**PASSAGE GIVEN:**
>>>

7. Term; Termination. This Agreement is effective as of the Effective Date and will continue unless earlier terminated as set forth below (the “Term”). Either party may terminate this Agreement at any time, without penalty and with or without cause, upon ten (10) days’ written notice to the other party (provided that any actual and reasonable expenses incurred by Arm in providing such Services in accordance with Section 5 shall be payable provided they were incurred prior to the termination date).

8. Intellectual property.

a. Arm shall grant SBG a perpetual non-exclusive, irrevocable, royalty-free, world-wide license to use, copy, display, distribute, transmit and prepare derivative works of: (i) the products and data resulting from the Services (collectively, the “Work Products”) and Arm’s intellectual property in the Work Products (to be referred to as “Foreground IP”); and (ii) all its technology or material created or discovered before the date of this Agreement (the “Background IP”), for the purpose set forth in the SOW and as may otherwise be necessary to exploit or realise the benefit of the Services. Arm retains all right, title and interest in all its Work Products, Foreground IP and Background IP except as expressly licensed in this Section 8 or as further set out in the SOW. Nothing herein shall serve to preclude Arm Group from any right, title, or interest in and to its independently or contemporaneously developed technology, materials, designs, or processes.

<<<

**STATED TASK 1:** In the agreement excerpt, list each act that the license in Section 8 allows SBG to perform with the licensed material.
**STATED TASK 2:** According to the agreement excerpt, how much written notice must a party give to terminate the Agreement?
The lines play no part in this exercise.

**DATASET EXCERPT:**
>>>

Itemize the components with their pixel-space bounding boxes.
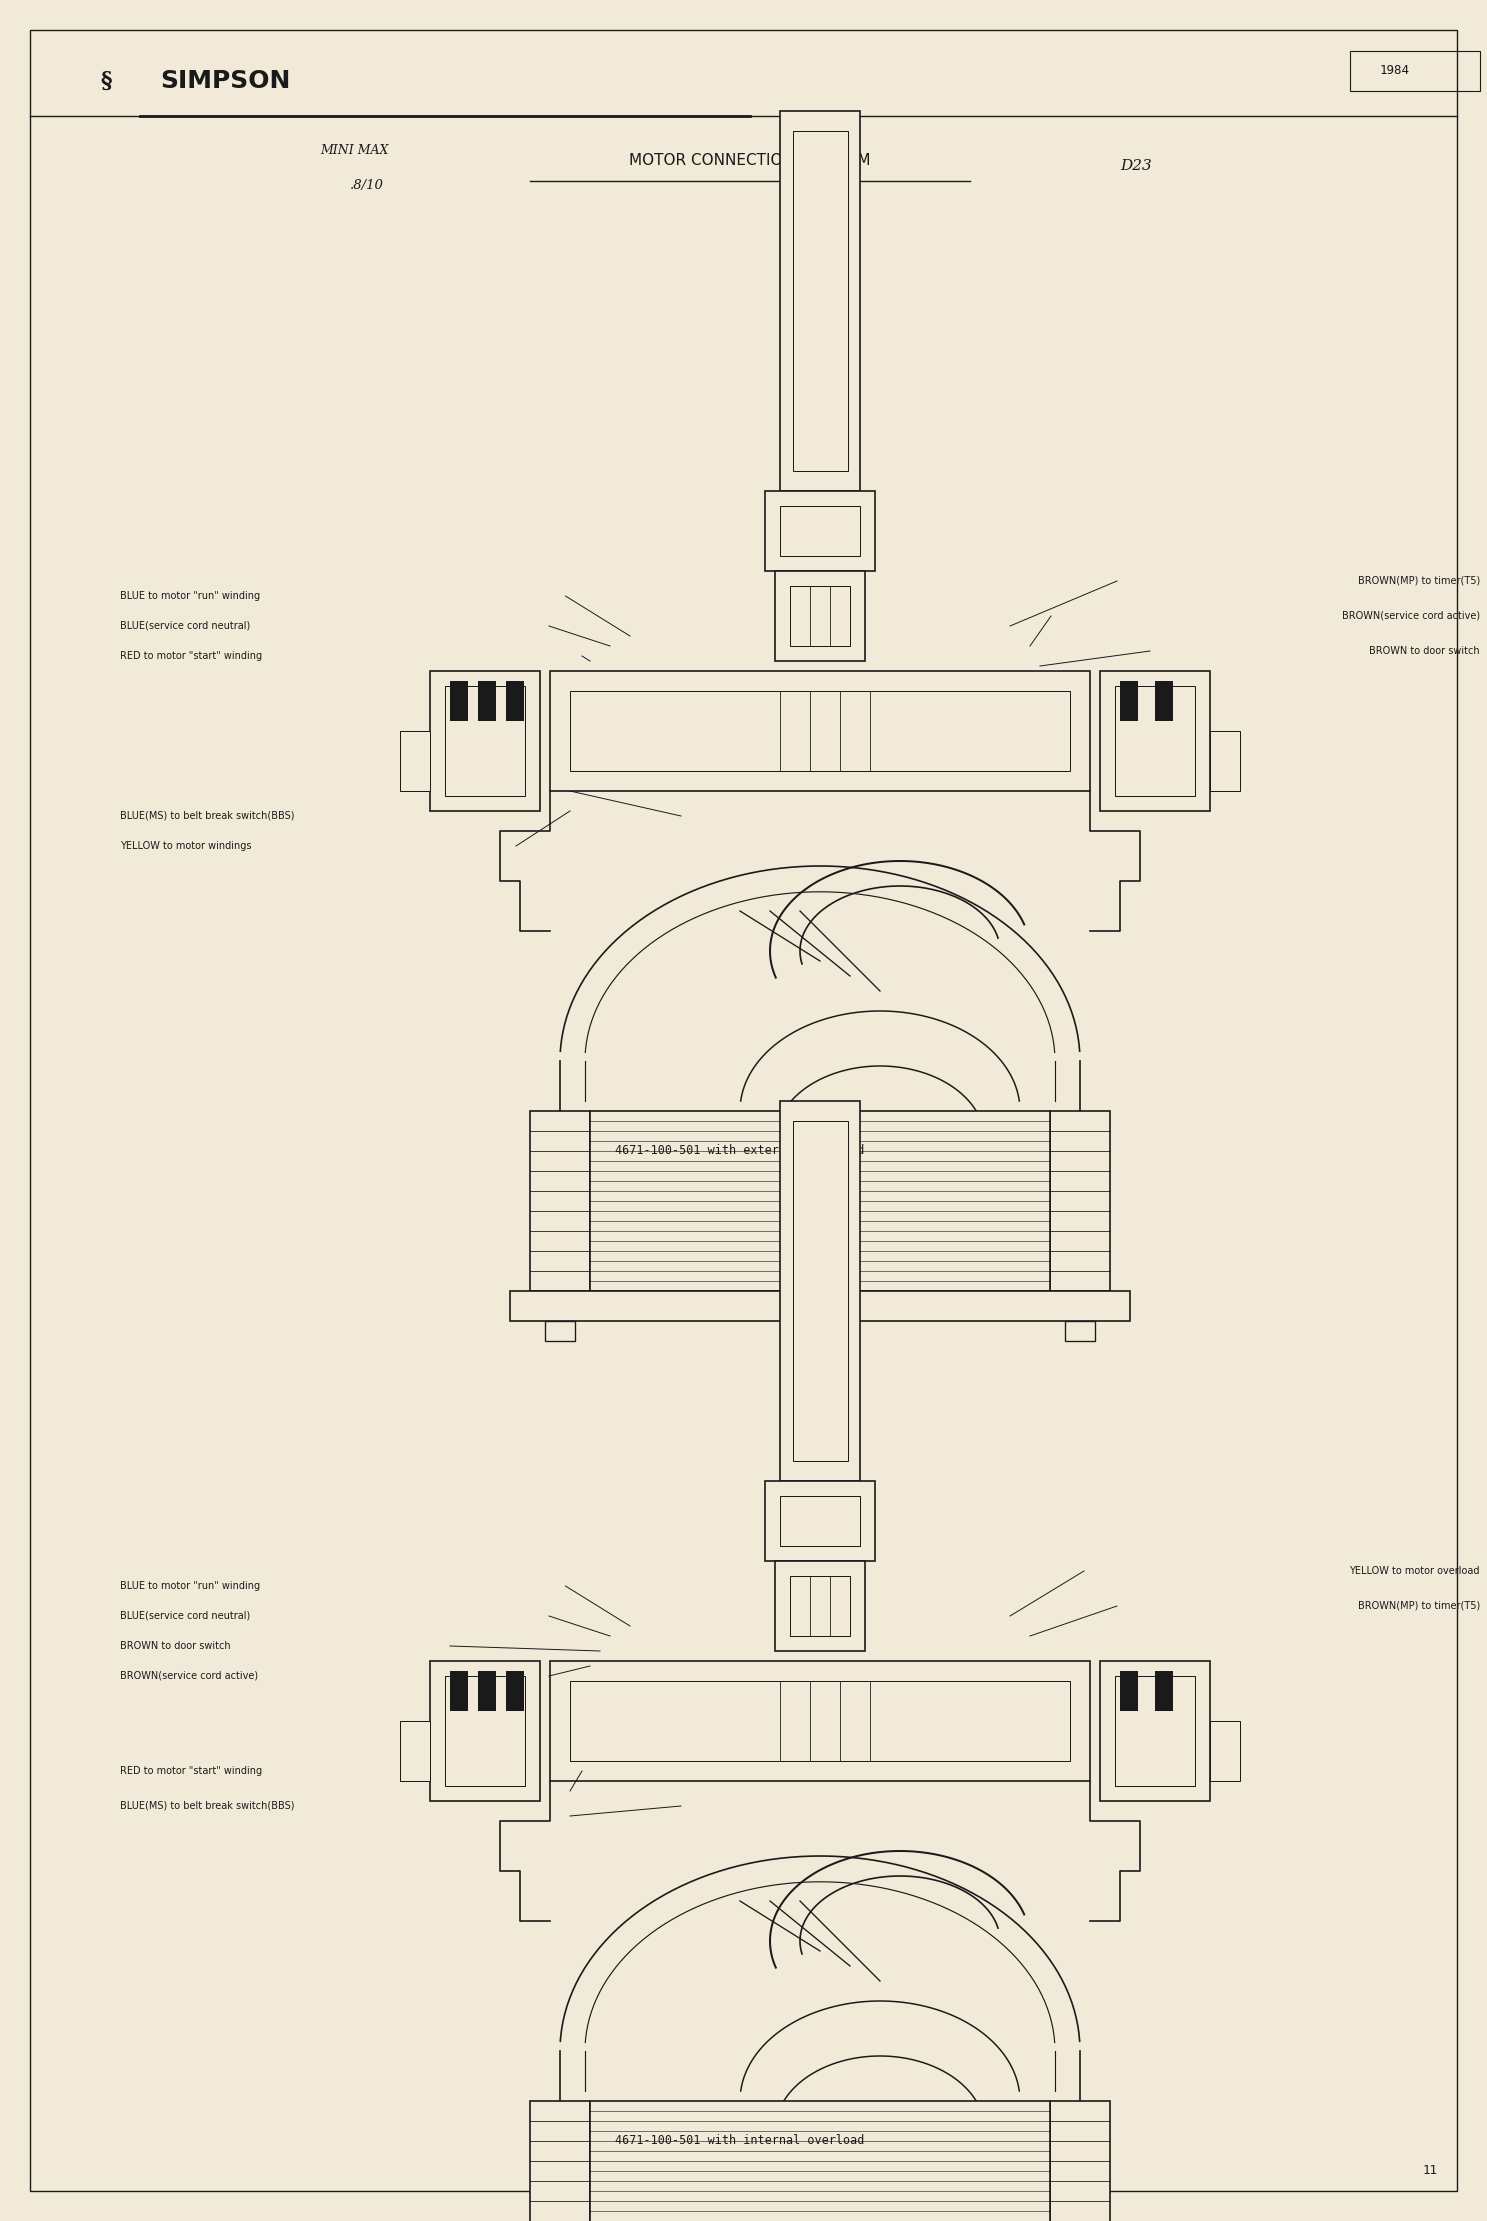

<<<

**REPLY 1:** Use, copy, display, distribute, transmit, and prepare derivative works.

**REPLY 2:** Ten (10) days' written notice.